▸ **Given task**
Print the data exactly as it is given, please.

▸ **Given information**
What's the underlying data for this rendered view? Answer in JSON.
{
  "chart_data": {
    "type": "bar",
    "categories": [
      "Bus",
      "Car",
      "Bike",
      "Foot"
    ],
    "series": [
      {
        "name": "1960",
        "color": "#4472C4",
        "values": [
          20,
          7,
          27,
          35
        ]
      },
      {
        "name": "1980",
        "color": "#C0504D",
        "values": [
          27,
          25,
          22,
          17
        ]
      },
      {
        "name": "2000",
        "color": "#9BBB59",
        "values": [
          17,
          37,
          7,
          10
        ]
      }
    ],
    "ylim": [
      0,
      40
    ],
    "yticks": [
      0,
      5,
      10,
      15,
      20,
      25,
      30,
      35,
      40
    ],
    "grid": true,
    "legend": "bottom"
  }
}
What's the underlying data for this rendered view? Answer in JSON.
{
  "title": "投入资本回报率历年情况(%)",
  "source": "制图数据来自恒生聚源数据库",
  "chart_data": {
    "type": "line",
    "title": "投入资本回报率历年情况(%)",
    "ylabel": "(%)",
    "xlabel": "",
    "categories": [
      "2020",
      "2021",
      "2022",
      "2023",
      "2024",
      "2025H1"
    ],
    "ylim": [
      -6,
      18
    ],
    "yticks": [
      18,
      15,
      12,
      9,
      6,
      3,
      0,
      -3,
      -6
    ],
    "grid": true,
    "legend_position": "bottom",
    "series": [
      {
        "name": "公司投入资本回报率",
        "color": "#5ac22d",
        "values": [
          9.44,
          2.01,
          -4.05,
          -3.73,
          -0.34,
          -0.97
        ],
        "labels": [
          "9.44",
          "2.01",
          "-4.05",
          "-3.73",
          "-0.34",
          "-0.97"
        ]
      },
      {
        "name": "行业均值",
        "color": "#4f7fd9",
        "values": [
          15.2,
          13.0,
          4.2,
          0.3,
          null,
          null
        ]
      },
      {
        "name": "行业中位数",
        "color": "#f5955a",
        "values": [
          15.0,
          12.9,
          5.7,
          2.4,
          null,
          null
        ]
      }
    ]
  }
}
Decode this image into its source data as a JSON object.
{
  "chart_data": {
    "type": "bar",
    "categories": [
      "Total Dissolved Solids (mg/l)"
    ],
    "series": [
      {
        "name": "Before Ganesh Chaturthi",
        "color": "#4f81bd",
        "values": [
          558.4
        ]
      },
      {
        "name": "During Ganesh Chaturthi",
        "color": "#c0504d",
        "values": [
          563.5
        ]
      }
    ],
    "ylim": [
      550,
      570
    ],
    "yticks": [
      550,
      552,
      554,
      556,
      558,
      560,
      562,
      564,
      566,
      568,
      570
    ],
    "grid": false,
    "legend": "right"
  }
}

▸ **Result of this exercise**
What's the underlying data for this rendered view? Answer in JSON.
{
  "chart_data": {
    "type": "bar",
    "categories": [
      "Bus",
      "Car",
      "Bike",
      "Foot"
    ],
    "series": [
      {
        "name": "1960",
        "color": "#4472C4",
        "values": [
          20,
          7,
          27,
          35
        ]
      },
      {
        "name": "1980",
        "color": "#C0504D",
        "values": [
          27,
          25,
          22,
          17
        ]
      },
      {
        "name": "2000",
        "color": "#9BBB59",
        "values": [
          17,
          37,
          7,
          10
        ]
      }
    ],
    "ylim": [
      0,
      40
    ],
    "yticks": [
      0,
      5,
      10,
      15,
      20,
      25,
      30,
      35,
      40
    ],
    "grid": true,
    "legend": "bottom"
  }
}
What's the underlying data for this rendered view? Answer in JSON.
{
  "title": "投入资本回报率历年情况(%)",
  "source": "制图数据来自恒生聚源数据库",
  "chart_data": {
    "type": "line",
    "title": "投入资本回报率历年情况(%)",
    "ylabel": "(%)",
    "xlabel": "",
    "categories": [
      "2020",
      "2021",
      "2022",
      "2023",
      "2024",
      "2025H1"
    ],
    "ylim": [
      -6,
      18
    ],
    "yticks": [
      18,
      15,
      12,
      9,
      6,
      3,
      0,
      -3,
      -6
    ],
    "grid": true,
    "legend_position": "bottom",
    "series": [
      {
        "name": "公司投入资本回报率",
        "color": "#5ac22d",
        "values": [
          9.44,
          2.01,
          -4.05,
          -3.73,
          -0.34,
          -0.97
        ],
        "labels": [
          "9.44",
          "2.01",
          "-4.05",
          "-3.73",
          "-0.34",
          "-0.97"
        ]
      },
      {
        "name": "行业均值",
        "color": "#4f7fd9",
        "values": [
          15.2,
          13.0,
          4.2,
          0.3,
          null,
          null
        ]
      },
      {
        "name": "行业中位数",
        "color": "#f5955a",
        "values": [
          15.0,
          12.9,
          5.7,
          2.4,
          null,
          null
        ]
      }
    ]
  }
}
Decode this image into its source data as a JSON object.
{
  "chart_data": {
    "type": "bar",
    "categories": [
      "Total Dissolved Solids (mg/l)"
    ],
    "series": [
      {
        "name": "Before Ganesh Chaturthi",
        "color": "#4f81bd",
        "values": [
          558.4
        ]
      },
      {
        "name": "During Ganesh Chaturthi",
        "color": "#c0504d",
        "values": [
          563.5
        ]
      }
    ],
    "ylim": [
      550,
      570
    ],
    "yticks": [
      550,
      552,
      554,
      556,
      558,
      560,
      562,
      564,
      566,
      568,
      570
    ],
    "grid": false,
    "legend": "right"
  }
}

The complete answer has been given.